Show every line of the records below that contains the word "time".

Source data
::::

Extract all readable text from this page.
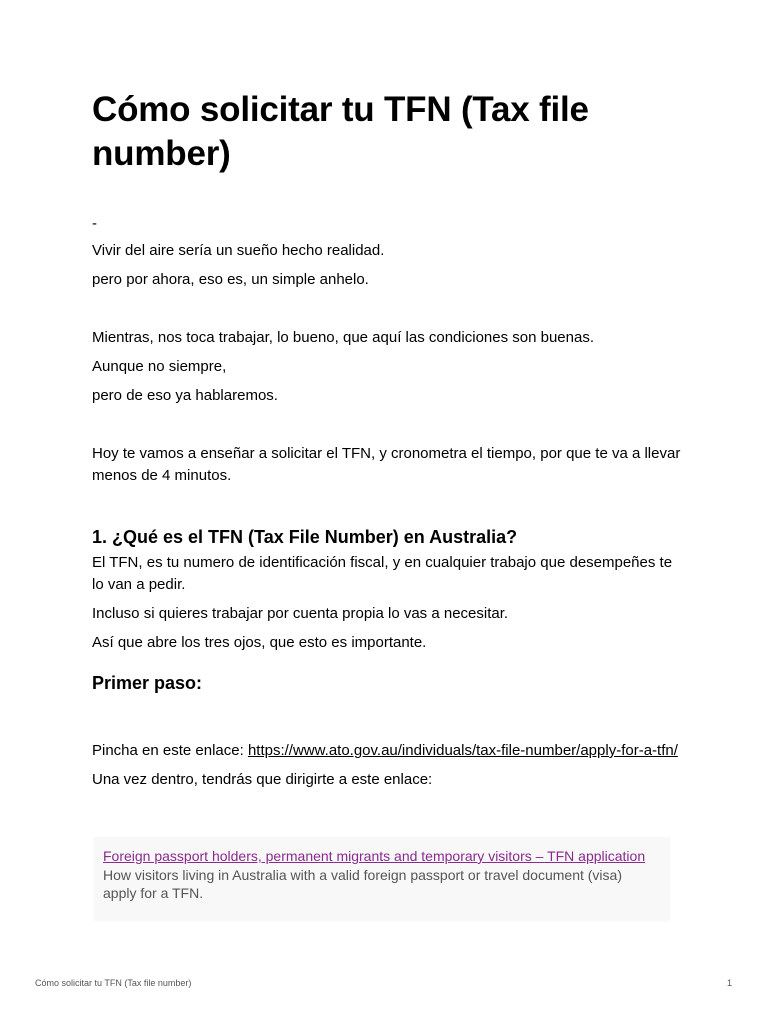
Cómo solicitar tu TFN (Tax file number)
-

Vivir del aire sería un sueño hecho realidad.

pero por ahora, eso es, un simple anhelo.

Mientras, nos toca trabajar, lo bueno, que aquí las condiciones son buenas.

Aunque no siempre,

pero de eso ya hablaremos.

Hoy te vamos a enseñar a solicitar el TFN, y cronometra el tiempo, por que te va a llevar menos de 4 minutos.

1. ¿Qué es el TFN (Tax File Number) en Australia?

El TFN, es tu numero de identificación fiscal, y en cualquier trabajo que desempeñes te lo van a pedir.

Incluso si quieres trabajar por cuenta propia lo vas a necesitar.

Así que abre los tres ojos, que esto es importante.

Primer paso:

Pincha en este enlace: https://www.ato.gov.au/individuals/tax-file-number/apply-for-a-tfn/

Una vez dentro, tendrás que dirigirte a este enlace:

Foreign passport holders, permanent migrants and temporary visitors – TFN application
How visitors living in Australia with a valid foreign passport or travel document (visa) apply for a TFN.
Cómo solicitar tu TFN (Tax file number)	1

::::

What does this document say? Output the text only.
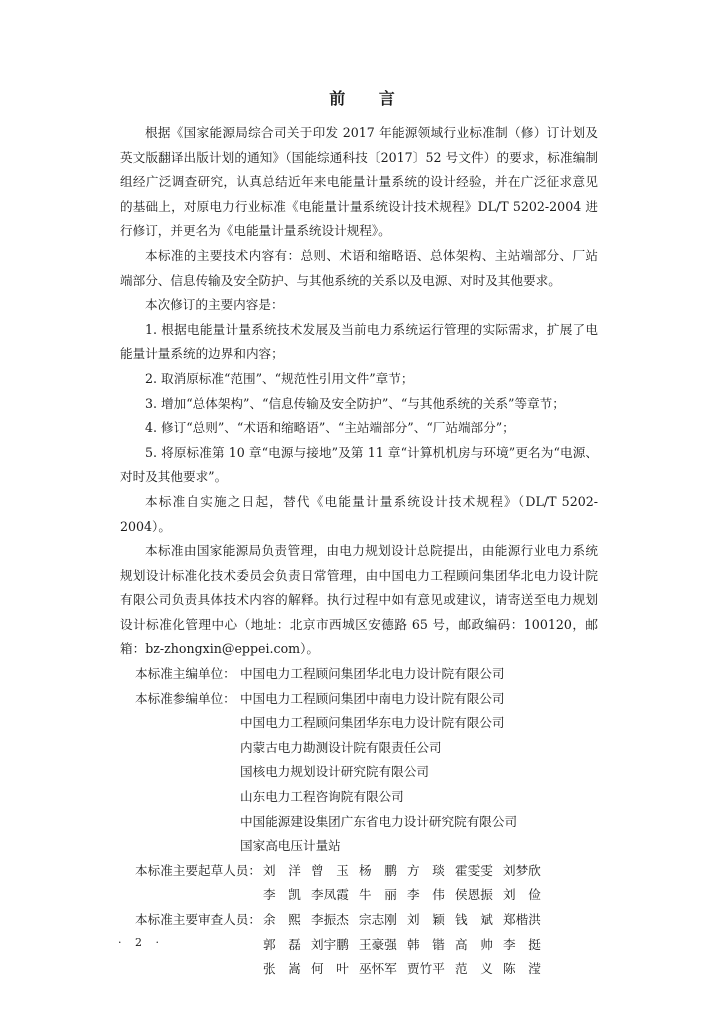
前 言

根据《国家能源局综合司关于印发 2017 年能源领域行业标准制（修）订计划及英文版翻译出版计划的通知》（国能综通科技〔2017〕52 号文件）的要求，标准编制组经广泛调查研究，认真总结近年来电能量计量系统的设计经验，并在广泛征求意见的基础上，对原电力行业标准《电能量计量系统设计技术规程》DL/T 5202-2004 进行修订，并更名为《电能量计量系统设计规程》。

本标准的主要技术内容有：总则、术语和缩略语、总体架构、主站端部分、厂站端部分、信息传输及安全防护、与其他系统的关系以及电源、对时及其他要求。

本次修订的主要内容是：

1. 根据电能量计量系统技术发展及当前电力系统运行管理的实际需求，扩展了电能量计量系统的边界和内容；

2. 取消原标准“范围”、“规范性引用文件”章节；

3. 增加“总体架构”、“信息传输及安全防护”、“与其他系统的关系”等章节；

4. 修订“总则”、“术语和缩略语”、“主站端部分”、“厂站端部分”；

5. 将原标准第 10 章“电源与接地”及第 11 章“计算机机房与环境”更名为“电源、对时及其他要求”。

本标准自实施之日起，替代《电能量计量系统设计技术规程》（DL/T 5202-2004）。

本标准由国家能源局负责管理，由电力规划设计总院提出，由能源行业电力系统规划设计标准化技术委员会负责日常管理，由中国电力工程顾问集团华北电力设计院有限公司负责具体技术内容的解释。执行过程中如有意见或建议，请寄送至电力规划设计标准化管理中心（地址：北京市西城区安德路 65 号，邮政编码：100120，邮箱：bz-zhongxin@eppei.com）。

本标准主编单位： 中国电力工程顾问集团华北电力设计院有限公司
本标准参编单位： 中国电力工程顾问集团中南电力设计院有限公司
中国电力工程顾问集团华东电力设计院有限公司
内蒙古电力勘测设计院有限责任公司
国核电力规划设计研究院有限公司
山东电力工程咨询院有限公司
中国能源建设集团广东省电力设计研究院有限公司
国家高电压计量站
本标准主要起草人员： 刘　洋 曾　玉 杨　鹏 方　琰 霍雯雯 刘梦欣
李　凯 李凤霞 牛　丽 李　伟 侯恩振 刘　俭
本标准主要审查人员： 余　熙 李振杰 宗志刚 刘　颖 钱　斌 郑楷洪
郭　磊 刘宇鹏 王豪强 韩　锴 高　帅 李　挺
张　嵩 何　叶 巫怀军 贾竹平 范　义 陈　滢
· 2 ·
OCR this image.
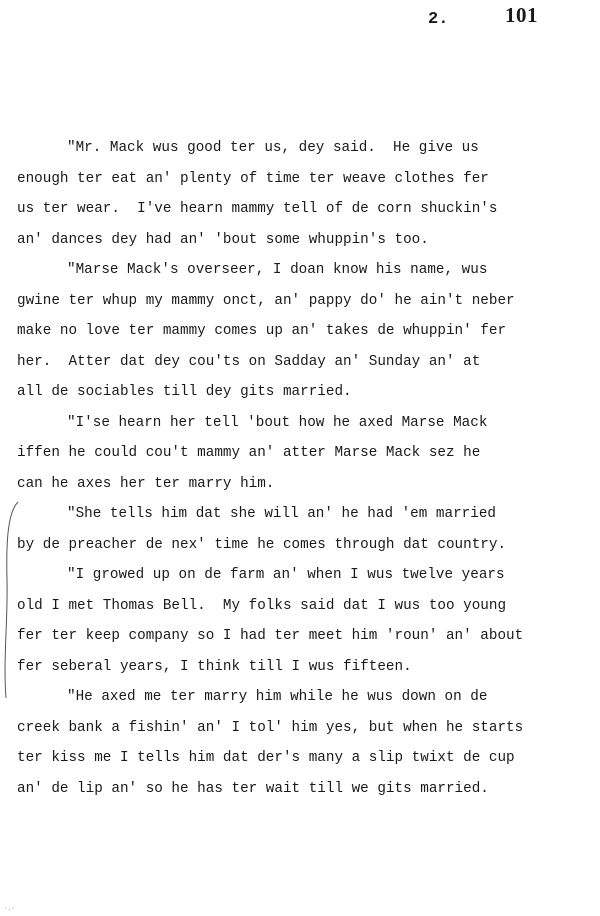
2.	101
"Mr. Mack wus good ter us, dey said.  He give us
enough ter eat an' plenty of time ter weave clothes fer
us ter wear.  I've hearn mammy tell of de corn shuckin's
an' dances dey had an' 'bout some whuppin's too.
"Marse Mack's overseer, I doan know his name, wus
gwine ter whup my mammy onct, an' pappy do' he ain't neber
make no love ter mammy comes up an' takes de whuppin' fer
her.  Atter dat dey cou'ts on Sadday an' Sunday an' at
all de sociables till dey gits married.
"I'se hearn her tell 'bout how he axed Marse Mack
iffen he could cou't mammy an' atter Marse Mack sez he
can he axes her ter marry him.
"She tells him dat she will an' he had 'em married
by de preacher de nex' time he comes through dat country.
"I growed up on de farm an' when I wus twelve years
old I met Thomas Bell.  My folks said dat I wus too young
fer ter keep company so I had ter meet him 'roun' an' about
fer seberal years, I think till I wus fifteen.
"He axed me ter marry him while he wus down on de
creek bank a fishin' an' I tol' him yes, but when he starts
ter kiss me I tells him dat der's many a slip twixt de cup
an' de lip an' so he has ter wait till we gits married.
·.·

::::

Written solution
enough ter eat an' plenty of time ter weave clothes fer
by de preacher de nex' time he comes through dat country.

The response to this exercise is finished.